**Input rows:**
+ + +
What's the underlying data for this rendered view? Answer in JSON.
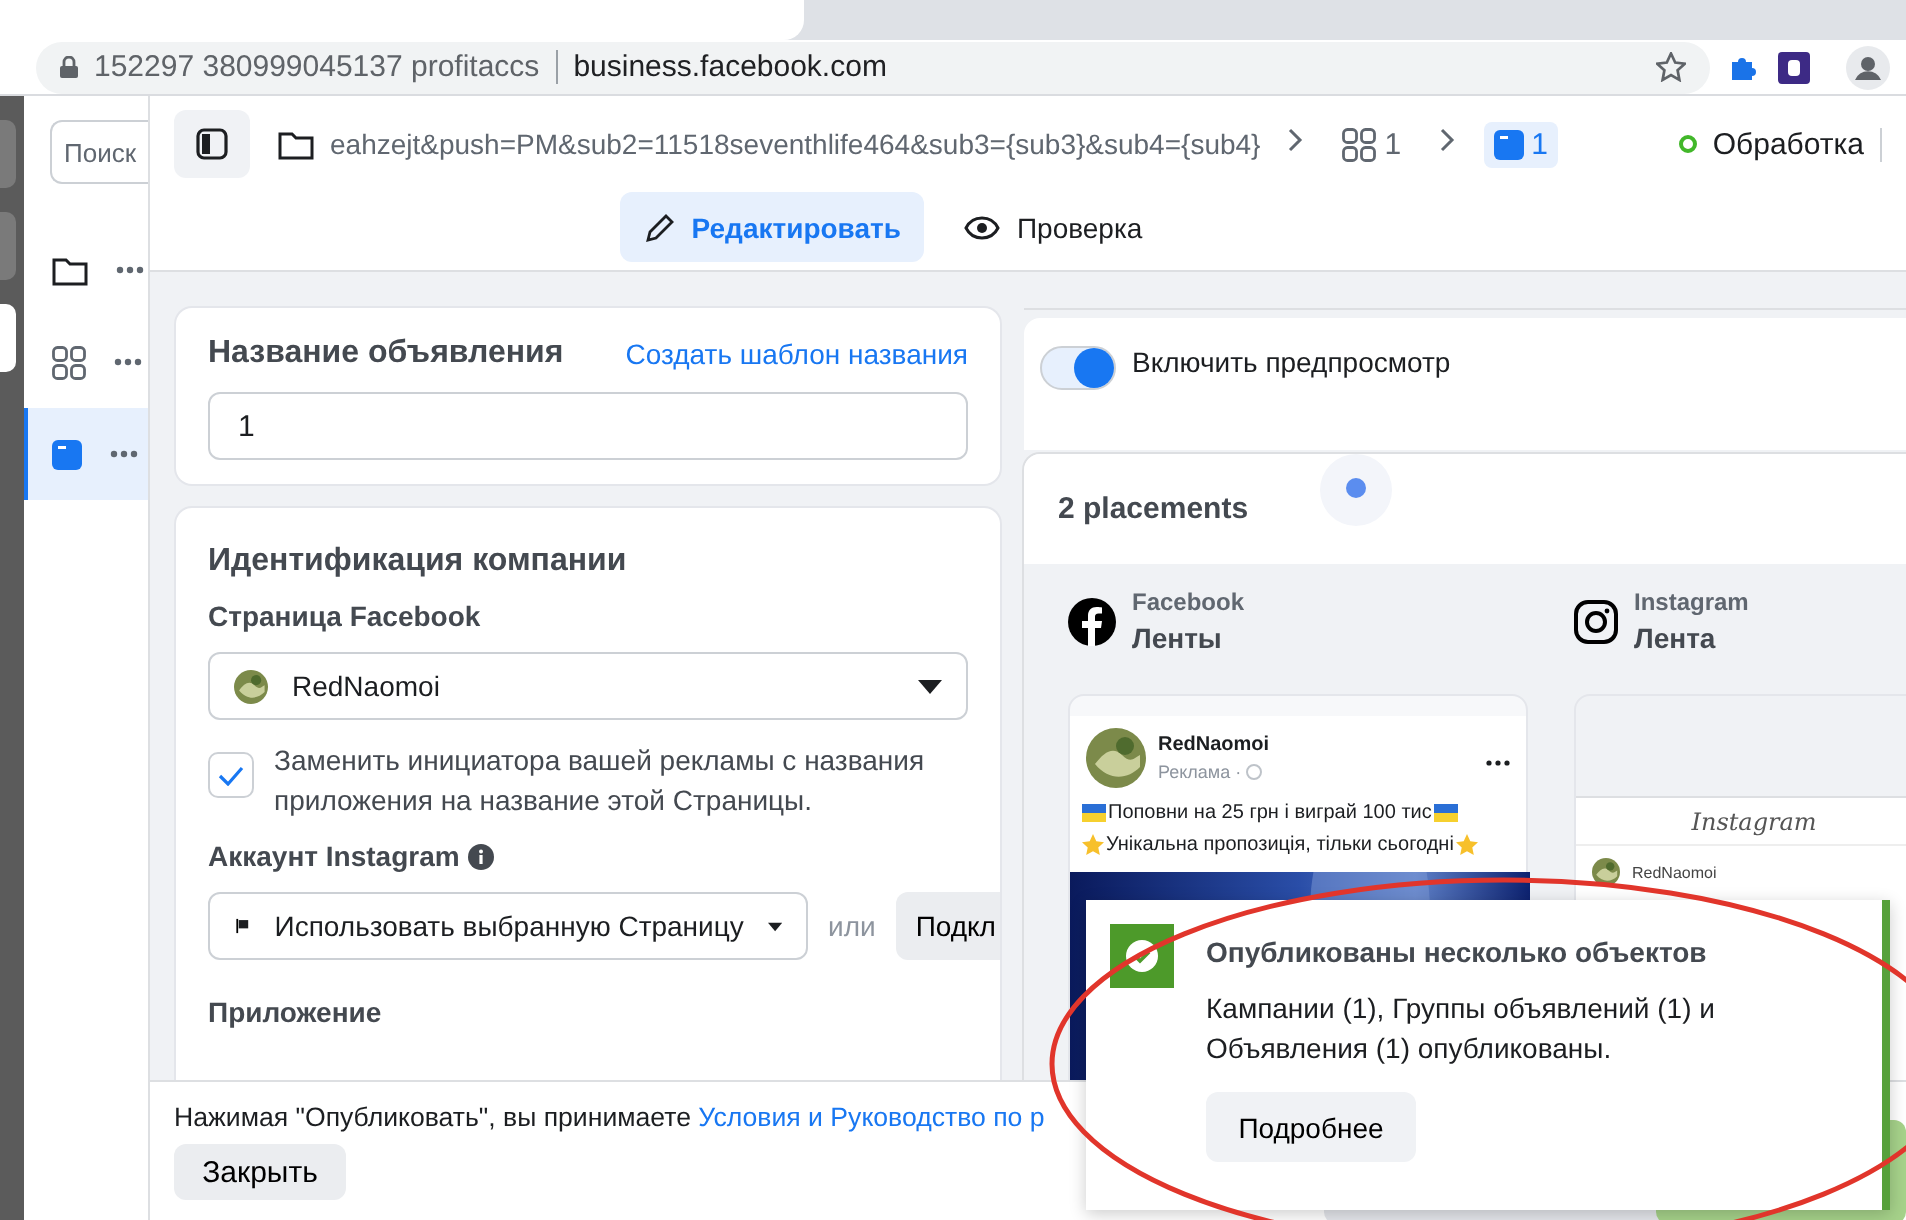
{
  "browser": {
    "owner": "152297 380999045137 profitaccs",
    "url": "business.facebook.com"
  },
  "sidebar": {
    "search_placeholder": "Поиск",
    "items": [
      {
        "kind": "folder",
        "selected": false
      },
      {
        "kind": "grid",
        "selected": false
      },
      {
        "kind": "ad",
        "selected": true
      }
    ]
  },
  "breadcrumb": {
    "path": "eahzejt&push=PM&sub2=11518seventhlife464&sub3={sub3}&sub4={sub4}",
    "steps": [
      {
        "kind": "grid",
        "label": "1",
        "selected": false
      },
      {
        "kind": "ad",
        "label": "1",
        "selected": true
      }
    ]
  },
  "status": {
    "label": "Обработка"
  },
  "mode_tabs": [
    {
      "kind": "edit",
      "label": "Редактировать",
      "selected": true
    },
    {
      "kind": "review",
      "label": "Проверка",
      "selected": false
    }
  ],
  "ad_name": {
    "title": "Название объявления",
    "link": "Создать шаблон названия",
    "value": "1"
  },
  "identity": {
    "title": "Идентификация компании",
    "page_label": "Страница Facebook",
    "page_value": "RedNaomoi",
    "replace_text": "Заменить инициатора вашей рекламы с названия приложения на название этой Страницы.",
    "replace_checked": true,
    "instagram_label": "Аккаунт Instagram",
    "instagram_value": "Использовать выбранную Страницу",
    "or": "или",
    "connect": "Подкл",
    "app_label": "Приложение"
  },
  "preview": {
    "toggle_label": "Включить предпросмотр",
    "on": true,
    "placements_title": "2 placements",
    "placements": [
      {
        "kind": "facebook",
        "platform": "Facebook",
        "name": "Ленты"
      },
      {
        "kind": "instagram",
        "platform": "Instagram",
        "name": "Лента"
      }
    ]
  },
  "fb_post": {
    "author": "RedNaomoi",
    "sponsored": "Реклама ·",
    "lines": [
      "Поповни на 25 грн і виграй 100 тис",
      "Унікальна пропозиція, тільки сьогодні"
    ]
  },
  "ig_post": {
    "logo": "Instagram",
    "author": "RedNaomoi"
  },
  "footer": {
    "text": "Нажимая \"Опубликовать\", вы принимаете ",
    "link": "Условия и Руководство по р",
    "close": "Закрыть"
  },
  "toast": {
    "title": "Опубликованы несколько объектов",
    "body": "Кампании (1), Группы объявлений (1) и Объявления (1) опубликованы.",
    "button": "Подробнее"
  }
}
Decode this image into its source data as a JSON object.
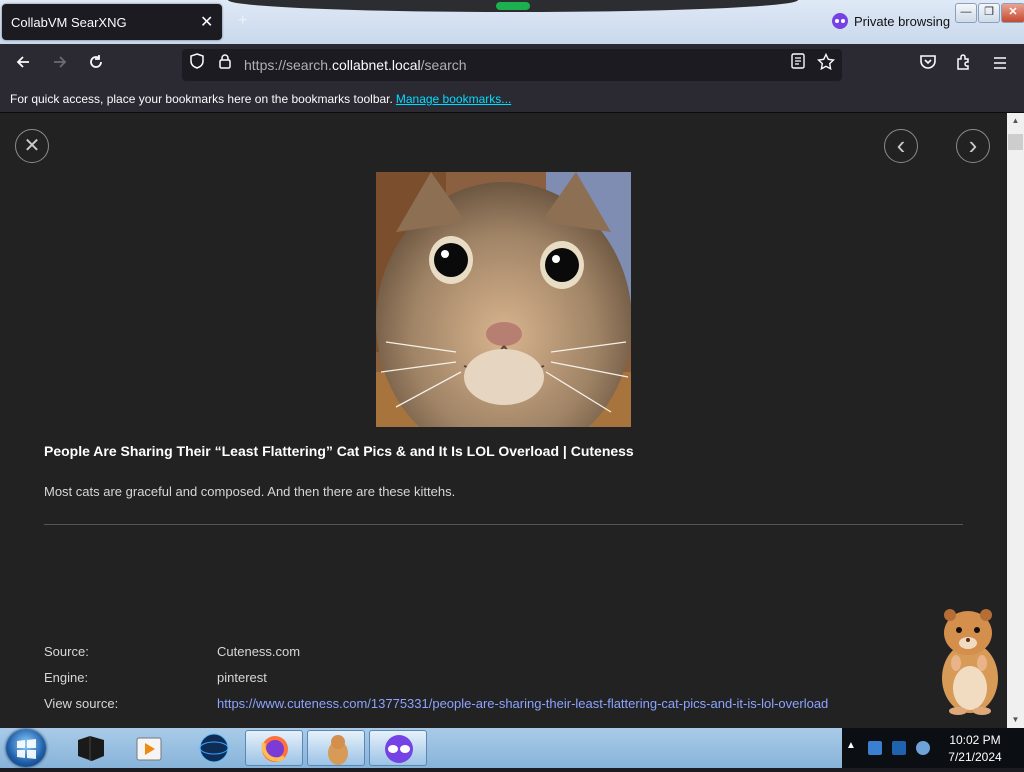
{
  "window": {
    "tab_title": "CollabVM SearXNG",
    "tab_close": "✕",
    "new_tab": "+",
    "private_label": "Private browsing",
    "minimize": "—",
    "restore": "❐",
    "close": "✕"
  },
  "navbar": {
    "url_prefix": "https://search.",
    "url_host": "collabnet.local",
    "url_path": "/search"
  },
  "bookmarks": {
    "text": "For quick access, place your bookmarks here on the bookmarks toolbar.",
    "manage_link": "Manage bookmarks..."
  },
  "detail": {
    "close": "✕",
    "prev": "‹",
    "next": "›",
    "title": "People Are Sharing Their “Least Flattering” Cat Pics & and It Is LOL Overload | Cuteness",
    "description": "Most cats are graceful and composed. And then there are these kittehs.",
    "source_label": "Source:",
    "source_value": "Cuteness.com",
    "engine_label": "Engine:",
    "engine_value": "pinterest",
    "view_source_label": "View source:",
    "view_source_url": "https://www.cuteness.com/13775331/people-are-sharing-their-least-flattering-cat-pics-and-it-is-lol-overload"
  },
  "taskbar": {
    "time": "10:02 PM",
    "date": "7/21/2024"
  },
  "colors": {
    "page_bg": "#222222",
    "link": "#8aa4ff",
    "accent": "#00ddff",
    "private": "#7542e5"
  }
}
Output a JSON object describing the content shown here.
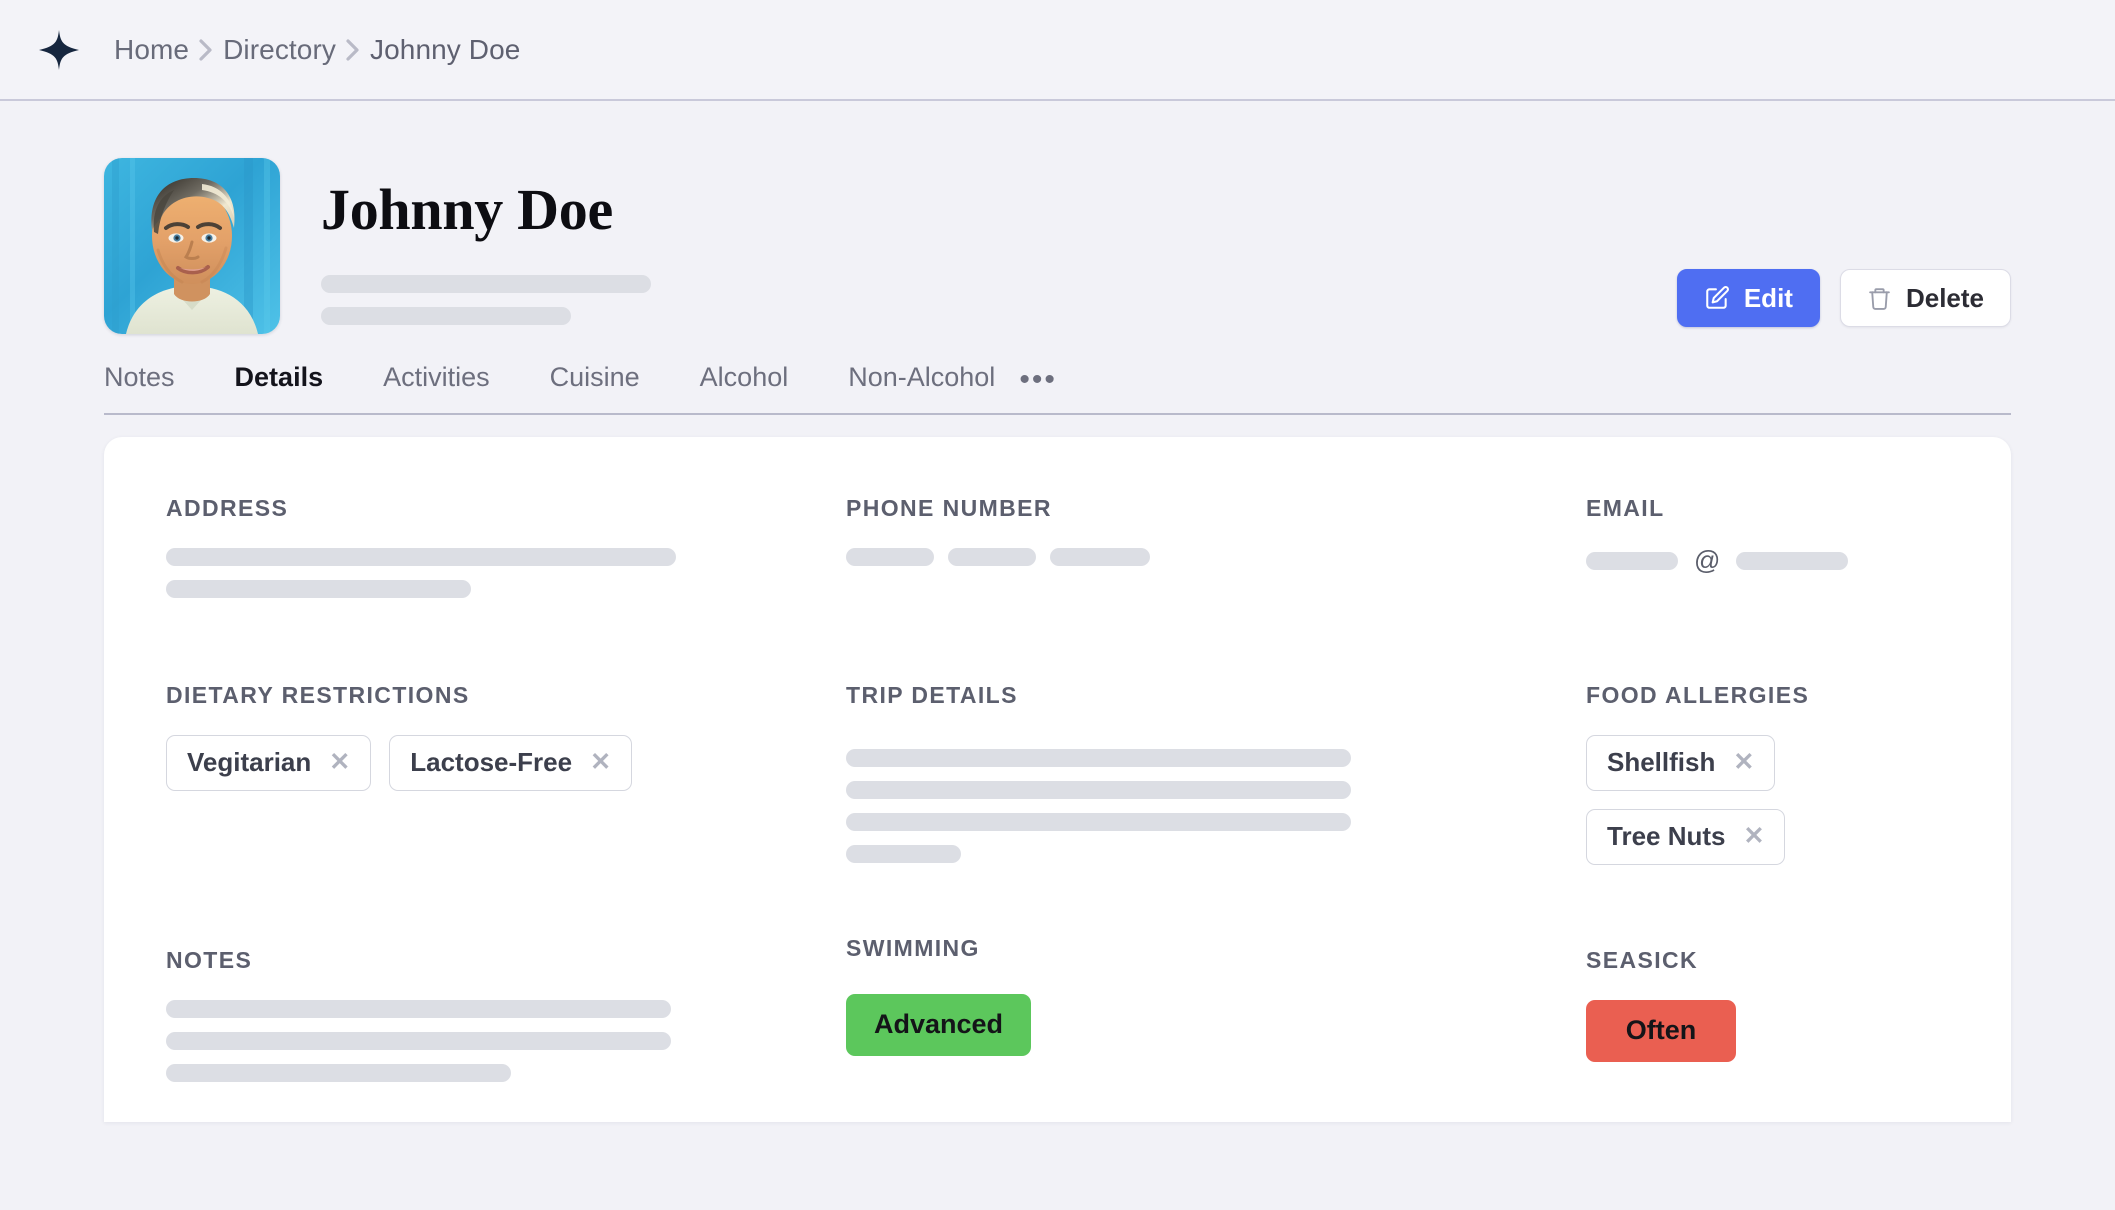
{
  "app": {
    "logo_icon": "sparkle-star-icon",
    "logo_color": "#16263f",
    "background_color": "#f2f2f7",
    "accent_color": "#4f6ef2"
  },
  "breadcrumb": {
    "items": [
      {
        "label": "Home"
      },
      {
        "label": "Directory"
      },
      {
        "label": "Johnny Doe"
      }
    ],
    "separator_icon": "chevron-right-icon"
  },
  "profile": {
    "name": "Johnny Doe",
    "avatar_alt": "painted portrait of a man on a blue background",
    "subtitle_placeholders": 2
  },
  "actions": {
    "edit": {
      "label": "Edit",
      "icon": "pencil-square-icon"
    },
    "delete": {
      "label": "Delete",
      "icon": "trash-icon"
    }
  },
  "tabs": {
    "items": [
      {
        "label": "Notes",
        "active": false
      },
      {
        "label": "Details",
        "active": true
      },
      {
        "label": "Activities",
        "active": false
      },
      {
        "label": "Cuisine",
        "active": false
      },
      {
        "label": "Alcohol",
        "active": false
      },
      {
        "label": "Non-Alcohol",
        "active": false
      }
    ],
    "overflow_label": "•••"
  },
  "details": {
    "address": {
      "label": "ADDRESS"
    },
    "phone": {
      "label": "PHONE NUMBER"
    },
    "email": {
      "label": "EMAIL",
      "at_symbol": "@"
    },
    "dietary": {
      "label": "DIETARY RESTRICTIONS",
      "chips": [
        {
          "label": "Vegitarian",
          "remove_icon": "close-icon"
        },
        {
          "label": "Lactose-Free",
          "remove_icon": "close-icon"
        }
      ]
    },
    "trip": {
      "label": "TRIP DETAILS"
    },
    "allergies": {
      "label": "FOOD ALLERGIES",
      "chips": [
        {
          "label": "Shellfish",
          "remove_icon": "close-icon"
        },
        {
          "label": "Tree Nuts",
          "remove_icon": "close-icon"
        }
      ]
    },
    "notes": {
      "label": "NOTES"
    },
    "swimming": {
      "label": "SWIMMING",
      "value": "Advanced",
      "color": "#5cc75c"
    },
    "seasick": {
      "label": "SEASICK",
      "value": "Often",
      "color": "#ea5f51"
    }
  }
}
+ + +
Leave out the pictures, and give all the records again exactly.

What's the underlying data for this rendered view? Answer in JSON.
{
  "browser": {
    "owner": "152297 380999045137 profitaccs",
    "url": "business.facebook.com"
  },
  "sidebar": {
    "search_placeholder": "Поиск",
    "items": [
      {
        "kind": "folder",
        "selected": false
      },
      {
        "kind": "grid",
        "selected": false
      },
      {
        "kind": "ad",
        "selected": true
      }
    ]
  },
  "breadcrumb": {
    "path": "eahzejt&push=PM&sub2=11518seventhlife464&sub3={sub3}&sub4={sub4}",
    "steps": [
      {
        "kind": "grid",
        "label": "1",
        "selected": false
      },
      {
        "kind": "ad",
        "label": "1",
        "selected": true
      }
    ]
  },
  "status": {
    "label": "Обработка"
  },
  "mode_tabs": [
    {
      "kind": "edit",
      "label": "Редактировать",
      "selected": true
    },
    {
      "kind": "review",
      "label": "Проверка",
      "selected": false
    }
  ],
  "ad_name": {
    "title": "Название объявления",
    "link": "Создать шаблон названия",
    "value": "1"
  },
  "identity": {
    "title": "Идентификация компании",
    "page_label": "Страница Facebook",
    "page_value": "RedNaomoi",
    "replace_text": "Заменить инициатора вашей рекламы с названия приложения на название этой Страницы.",
    "replace_checked": true,
    "instagram_label": "Аккаунт Instagram",
    "instagram_value": "Использовать выбранную Страницу",
    "or": "или",
    "connect": "Подкл",
    "app_label": "Приложение"
  },
  "preview": {
    "toggle_label": "Включить предпросмотр",
    "on": true,
    "placements_title": "2 placements",
    "placements": [
      {
        "kind": "facebook",
        "platform": "Facebook",
        "name": "Ленты"
      },
      {
        "kind": "instagram",
        "platform": "Instagram",
        "name": "Лента"
      }
    ]
  },
  "fb_post": {
    "author": "RedNaomoi",
    "sponsored": "Реклама ·",
    "lines": [
      "Поповни на 25 грн і виграй 100 тис",
      "Унікальна пропозиція, тільки сьогодні"
    ]
  },
  "ig_post": {
    "logo": "Instagram",
    "author": "RedNaomoi"
  },
  "footer": {
    "text": "Нажимая \"Опубликовать\", вы принимаете ",
    "link": "Условия и Руководство по р",
    "close": "Закрыть"
  },
  "toast": {
    "title": "Опубликованы несколько объектов",
    "body": "Кампании (1), Группы объявлений (1) и Объявления (1) опубликованы.",
    "button": "Подробнее"
  }
}
Decode this image into its source data as a JSON object.
{
  "window": {
    "tab_title": "CollabVM SearXNG",
    "tab_close": "✕",
    "new_tab": "+",
    "private_label": "Private browsing",
    "minimize": "—",
    "restore": "❐",
    "close": "✕"
  },
  "navbar": {
    "url_prefix": "https://search.",
    "url_host": "collabnet.local",
    "url_path": "/search"
  },
  "bookmarks": {
    "text": "For quick access, place your bookmarks here on the bookmarks toolbar.",
    "manage_link": "Manage bookmarks..."
  },
  "detail": {
    "close": "✕",
    "prev": "‹",
    "next": "›",
    "title": "People Are Sharing Their “Least Flattering” Cat Pics & and It Is LOL Overload | Cuteness",
    "description": "Most cats are graceful and composed. And then there are these kittehs.",
    "source_label": "Source:",
    "source_value": "Cuteness.com",
    "engine_label": "Engine:",
    "engine_value": "pinterest",
    "view_source_label": "View source:",
    "view_source_url": "https://www.cuteness.com/13775331/people-are-sharing-their-least-flattering-cat-pics-and-it-is-lol-overload"
  },
  "taskbar": {
    "time": "10:02 PM",
    "date": "7/21/2024"
  },
  "colors": {
    "page_bg": "#222222",
    "link": "#8aa4ff",
    "accent": "#00ddff",
    "private": "#7542e5"
  }
}
Output a JSON object describing the content shown here.
{
  "app": {
    "logo_icon": "sparkle-star-icon",
    "logo_color": "#16263f",
    "background_color": "#f2f2f7",
    "accent_color": "#4f6ef2"
  },
  "breadcrumb": {
    "items": [
      {
        "label": "Home"
      },
      {
        "label": "Directory"
      },
      {
        "label": "Johnny Doe"
      }
    ],
    "separator_icon": "chevron-right-icon"
  },
  "profile": {
    "name": "Johnny Doe",
    "avatar_alt": "painted portrait of a man on a blue background",
    "subtitle_placeholders": 2
  },
  "actions": {
    "edit": {
      "label": "Edit",
      "icon": "pencil-square-icon"
    },
    "delete": {
      "label": "Delete",
      "icon": "trash-icon"
    }
  },
  "tabs": {
    "items": [
      {
        "label": "Notes",
        "active": false
      },
      {
        "label": "Details",
        "active": true
      },
      {
        "label": "Activities",
        "active": false
      },
      {
        "label": "Cuisine",
        "active": false
      },
      {
        "label": "Alcohol",
        "active": false
      },
      {
        "label": "Non-Alcohol",
        "active": false
      }
    ],
    "overflow_label": "•••"
  },
  "details": {
    "address": {
      "label": "ADDRESS"
    },
    "phone": {
      "label": "PHONE NUMBER"
    },
    "email": {
      "label": "EMAIL",
      "at_symbol": "@"
    },
    "dietary": {
      "label": "DIETARY RESTRICTIONS",
      "chips": [
        {
          "label": "Vegitarian",
          "remove_icon": "close-icon"
        },
        {
          "label": "Lactose-Free",
          "remove_icon": "close-icon"
        }
      ]
    },
    "trip": {
      "label": "TRIP DETAILS"
    },
    "allergies": {
      "label": "FOOD ALLERGIES",
      "chips": [
        {
          "label": "Shellfish",
          "remove_icon": "close-icon"
        },
        {
          "label": "Tree Nuts",
          "remove_icon": "close-icon"
        }
      ]
    },
    "notes": {
      "label": "NOTES"
    },
    "swimming": {
      "label": "SWIMMING",
      "value": "Advanced",
      "color": "#5cc75c"
    },
    "seasick": {
      "label": "SEASICK",
      "value": "Often",
      "color": "#ea5f51"
    }
  }
}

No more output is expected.